• **AIM**: From the listing below, select every line where the word "copy" appears.
-=-=-
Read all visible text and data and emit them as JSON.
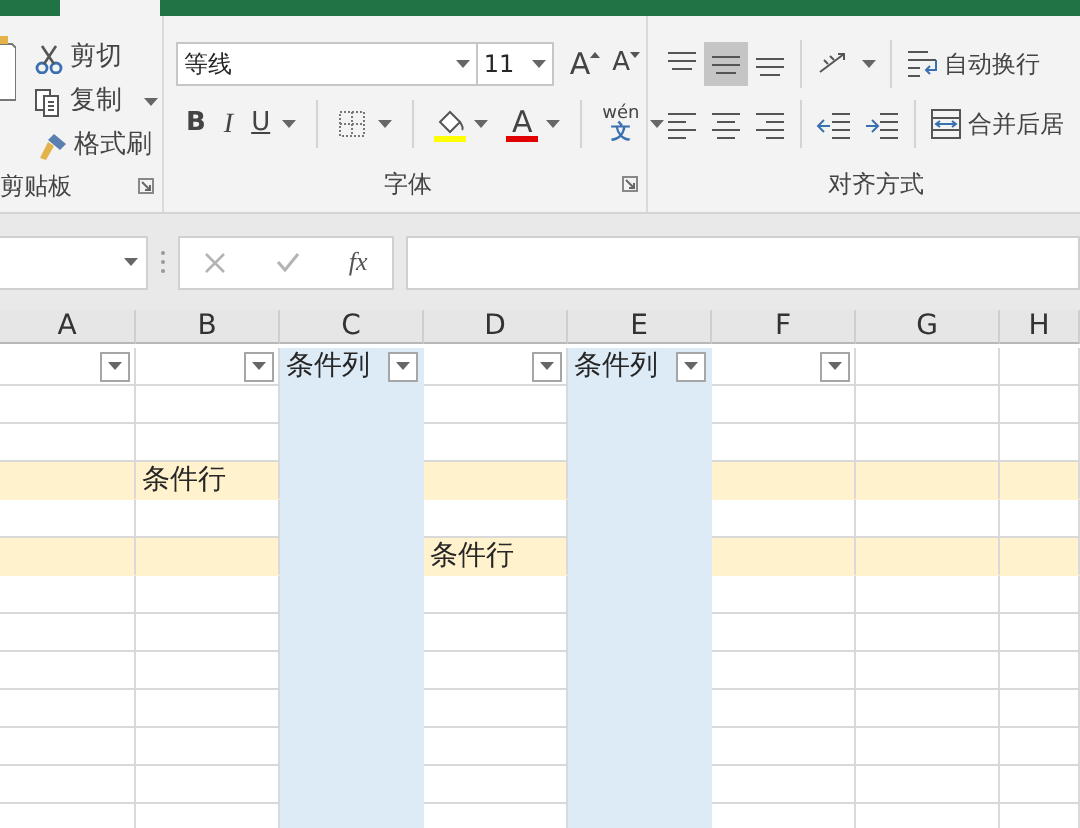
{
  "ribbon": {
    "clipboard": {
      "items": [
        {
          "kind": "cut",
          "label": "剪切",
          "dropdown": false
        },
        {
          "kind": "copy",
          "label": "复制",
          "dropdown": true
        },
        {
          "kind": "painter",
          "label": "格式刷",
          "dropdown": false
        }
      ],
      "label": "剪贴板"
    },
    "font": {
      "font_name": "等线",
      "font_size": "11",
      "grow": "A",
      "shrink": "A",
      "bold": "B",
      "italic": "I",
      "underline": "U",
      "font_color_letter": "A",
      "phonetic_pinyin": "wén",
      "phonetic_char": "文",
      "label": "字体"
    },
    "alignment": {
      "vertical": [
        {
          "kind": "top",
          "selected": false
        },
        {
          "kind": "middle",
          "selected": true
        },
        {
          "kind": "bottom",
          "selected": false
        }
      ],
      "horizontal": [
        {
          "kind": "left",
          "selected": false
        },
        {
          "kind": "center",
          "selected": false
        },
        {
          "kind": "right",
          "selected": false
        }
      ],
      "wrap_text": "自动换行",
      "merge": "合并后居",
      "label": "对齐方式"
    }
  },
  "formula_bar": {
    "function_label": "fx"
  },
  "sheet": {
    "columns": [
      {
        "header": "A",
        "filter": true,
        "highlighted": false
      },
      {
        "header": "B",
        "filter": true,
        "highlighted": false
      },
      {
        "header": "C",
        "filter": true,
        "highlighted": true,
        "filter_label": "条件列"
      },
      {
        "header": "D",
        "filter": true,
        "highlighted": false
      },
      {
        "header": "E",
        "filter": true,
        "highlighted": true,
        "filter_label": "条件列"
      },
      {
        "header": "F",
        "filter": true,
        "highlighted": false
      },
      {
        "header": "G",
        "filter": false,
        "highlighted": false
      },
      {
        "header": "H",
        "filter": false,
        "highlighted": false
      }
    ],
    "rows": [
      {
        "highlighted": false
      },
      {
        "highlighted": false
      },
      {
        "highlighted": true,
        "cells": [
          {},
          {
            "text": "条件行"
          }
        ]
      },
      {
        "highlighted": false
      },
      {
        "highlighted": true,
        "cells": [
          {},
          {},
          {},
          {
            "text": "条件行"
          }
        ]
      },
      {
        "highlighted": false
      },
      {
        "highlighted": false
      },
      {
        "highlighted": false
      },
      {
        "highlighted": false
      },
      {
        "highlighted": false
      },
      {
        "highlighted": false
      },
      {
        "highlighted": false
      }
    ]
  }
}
-=-=-
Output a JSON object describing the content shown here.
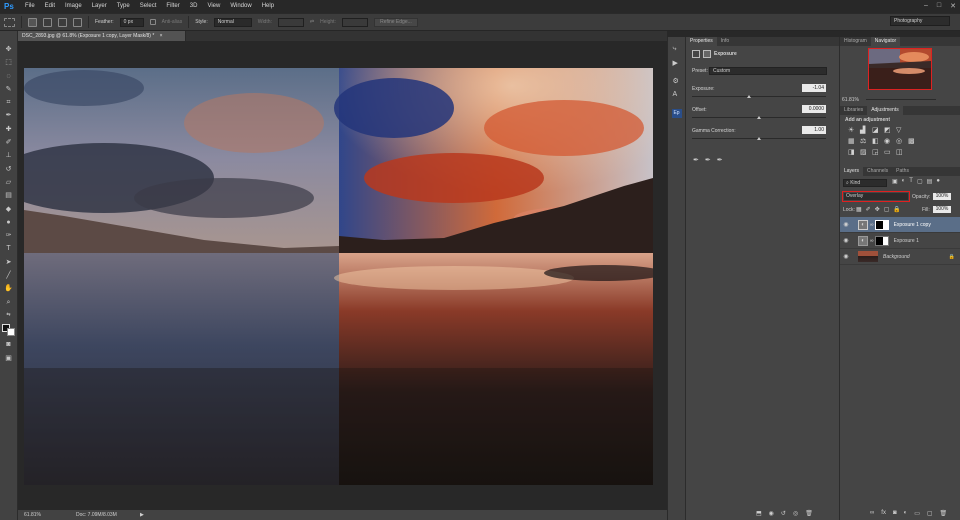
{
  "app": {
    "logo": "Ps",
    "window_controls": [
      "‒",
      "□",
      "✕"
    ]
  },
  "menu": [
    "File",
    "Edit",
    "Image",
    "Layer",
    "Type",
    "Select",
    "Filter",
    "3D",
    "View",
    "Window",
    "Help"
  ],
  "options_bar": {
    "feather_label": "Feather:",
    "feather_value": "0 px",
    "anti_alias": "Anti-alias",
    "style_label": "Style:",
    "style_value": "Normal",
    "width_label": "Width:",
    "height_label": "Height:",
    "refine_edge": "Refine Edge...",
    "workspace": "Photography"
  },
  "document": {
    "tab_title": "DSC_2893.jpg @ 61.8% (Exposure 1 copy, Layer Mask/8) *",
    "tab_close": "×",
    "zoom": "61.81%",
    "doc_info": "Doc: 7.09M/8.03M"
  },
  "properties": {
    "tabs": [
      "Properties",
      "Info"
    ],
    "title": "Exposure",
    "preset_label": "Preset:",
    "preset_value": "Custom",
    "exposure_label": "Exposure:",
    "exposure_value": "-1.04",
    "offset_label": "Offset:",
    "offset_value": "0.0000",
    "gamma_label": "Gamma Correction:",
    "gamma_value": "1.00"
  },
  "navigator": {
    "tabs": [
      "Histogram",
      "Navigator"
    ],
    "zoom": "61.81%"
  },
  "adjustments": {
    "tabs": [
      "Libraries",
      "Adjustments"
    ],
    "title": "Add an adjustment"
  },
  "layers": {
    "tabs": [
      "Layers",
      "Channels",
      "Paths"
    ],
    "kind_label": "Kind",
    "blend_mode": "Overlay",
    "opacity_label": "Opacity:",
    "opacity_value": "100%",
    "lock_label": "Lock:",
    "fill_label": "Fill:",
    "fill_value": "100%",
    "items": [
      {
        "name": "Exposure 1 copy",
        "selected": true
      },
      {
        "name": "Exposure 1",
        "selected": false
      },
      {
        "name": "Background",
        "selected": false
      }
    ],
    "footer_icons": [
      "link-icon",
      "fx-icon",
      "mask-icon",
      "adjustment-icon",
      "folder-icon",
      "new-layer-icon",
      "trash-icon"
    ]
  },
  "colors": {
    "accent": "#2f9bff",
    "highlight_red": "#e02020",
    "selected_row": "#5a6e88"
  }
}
-=-=-
• **FINISHED ANSWER**:
          "kind": "copy",
    "tab_title": "DSC_2893.jpg @ 61.8% (Exposure 1 copy, Layer Mask/8) *",
        "name": "Exposure 1 copy",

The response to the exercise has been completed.